• RECORDS FOR THIS TASK

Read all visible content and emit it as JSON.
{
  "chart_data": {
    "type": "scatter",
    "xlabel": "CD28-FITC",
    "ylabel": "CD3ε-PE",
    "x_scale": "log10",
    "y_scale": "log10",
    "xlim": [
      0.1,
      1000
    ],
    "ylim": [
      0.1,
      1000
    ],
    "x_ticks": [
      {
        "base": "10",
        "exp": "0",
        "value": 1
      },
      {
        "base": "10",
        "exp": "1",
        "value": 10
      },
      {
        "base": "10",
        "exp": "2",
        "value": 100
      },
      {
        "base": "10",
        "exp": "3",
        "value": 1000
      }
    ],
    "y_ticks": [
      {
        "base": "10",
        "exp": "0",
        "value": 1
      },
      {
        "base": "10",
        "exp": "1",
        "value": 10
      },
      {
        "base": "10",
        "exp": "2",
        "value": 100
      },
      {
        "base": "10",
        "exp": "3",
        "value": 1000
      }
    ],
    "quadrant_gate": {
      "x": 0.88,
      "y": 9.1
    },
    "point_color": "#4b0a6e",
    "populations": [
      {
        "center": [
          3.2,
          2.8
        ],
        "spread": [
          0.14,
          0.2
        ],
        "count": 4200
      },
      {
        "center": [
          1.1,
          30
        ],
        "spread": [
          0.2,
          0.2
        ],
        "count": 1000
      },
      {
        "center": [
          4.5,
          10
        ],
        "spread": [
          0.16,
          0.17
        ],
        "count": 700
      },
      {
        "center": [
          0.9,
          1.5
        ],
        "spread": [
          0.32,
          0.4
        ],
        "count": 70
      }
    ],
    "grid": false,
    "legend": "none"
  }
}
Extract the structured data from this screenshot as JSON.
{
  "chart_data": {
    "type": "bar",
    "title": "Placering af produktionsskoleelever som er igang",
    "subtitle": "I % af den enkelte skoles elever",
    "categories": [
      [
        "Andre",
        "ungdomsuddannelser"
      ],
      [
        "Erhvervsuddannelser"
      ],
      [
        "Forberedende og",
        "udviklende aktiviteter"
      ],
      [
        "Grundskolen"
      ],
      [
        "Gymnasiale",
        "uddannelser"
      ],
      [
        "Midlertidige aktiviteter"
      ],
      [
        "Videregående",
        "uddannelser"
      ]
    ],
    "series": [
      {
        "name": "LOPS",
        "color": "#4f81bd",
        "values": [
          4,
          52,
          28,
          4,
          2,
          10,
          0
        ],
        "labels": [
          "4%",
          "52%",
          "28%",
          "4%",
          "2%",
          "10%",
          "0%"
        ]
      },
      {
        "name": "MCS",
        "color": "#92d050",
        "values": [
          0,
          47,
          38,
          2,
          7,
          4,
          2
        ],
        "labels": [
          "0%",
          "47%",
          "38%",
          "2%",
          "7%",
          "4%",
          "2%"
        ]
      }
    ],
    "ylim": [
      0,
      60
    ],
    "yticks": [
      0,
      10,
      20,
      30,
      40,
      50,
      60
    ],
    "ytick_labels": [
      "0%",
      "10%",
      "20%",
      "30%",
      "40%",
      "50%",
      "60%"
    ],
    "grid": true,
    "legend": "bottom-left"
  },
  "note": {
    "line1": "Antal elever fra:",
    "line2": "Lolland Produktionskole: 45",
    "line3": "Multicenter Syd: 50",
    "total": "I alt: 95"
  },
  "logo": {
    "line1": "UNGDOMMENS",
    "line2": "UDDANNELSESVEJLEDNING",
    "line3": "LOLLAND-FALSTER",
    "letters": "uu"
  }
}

• SET EXERCISE
Every line of the data above should be copied exactly.

• RESPONSE
Read all visible content and emit it as JSON.
{
  "chart_data": {
    "type": "scatter",
    "xlabel": "CD28-FITC",
    "ylabel": "CD3ε-PE",
    "x_scale": "log10",
    "y_scale": "log10",
    "xlim": [
      0.1,
      1000
    ],
    "ylim": [
      0.1,
      1000
    ],
    "x_ticks": [
      {
        "base": "10",
        "exp": "0",
        "value": 1
      },
      {
        "base": "10",
        "exp": "1",
        "value": 10
      },
      {
        "base": "10",
        "exp": "2",
        "value": 100
      },
      {
        "base": "10",
        "exp": "3",
        "value": 1000
      }
    ],
    "y_ticks": [
      {
        "base": "10",
        "exp": "0",
        "value": 1
      },
      {
        "base": "10",
        "exp": "1",
        "value": 10
      },
      {
        "base": "10",
        "exp": "2",
        "value": 100
      },
      {
        "base": "10",
        "exp": "3",
        "value": 1000
      }
    ],
    "quadrant_gate": {
      "x": 0.88,
      "y": 9.1
    },
    "point_color": "#4b0a6e",
    "populations": [
      {
        "center": [
          3.2,
          2.8
        ],
        "spread": [
          0.14,
          0.2
        ],
        "count": 4200
      },
      {
        "center": [
          1.1,
          30
        ],
        "spread": [
          0.2,
          0.2
        ],
        "count": 1000
      },
      {
        "center": [
          4.5,
          10
        ],
        "spread": [
          0.16,
          0.17
        ],
        "count": 700
      },
      {
        "center": [
          0.9,
          1.5
        ],
        "spread": [
          0.32,
          0.4
        ],
        "count": 70
      }
    ],
    "grid": false,
    "legend": "none"
  }
}
Extract the structured data from this screenshot as JSON.
{
  "chart_data": {
    "type": "bar",
    "title": "Placering af produktionsskoleelever som er igang",
    "subtitle": "I % af den enkelte skoles elever",
    "categories": [
      [
        "Andre",
        "ungdomsuddannelser"
      ],
      [
        "Erhvervsuddannelser"
      ],
      [
        "Forberedende og",
        "udviklende aktiviteter"
      ],
      [
        "Grundskolen"
      ],
      [
        "Gymnasiale",
        "uddannelser"
      ],
      [
        "Midlertidige aktiviteter"
      ],
      [
        "Videregående",
        "uddannelser"
      ]
    ],
    "series": [
      {
        "name": "LOPS",
        "color": "#4f81bd",
        "values": [
          4,
          52,
          28,
          4,
          2,
          10,
          0
        ],
        "labels": [
          "4%",
          "52%",
          "28%",
          "4%",
          "2%",
          "10%",
          "0%"
        ]
      },
      {
        "name": "MCS",
        "color": "#92d050",
        "values": [
          0,
          47,
          38,
          2,
          7,
          4,
          2
        ],
        "labels": [
          "0%",
          "47%",
          "38%",
          "2%",
          "7%",
          "4%",
          "2%"
        ]
      }
    ],
    "ylim": [
      0,
      60
    ],
    "yticks": [
      0,
      10,
      20,
      30,
      40,
      50,
      60
    ],
    "ytick_labels": [
      "0%",
      "10%",
      "20%",
      "30%",
      "40%",
      "50%",
      "60%"
    ],
    "grid": true,
    "legend": "bottom-left"
  },
  "note": {
    "line1": "Antal elever fra:",
    "line2": "Lolland Produktionskole: 45",
    "line3": "Multicenter Syd: 50",
    "total": "I alt: 95"
  },
  "logo": {
    "line1": "UNGDOMMENS",
    "line2": "UDDANNELSESVEJLEDNING",
    "line3": "LOLLAND-FALSTER",
    "letters": "uu"
  }
}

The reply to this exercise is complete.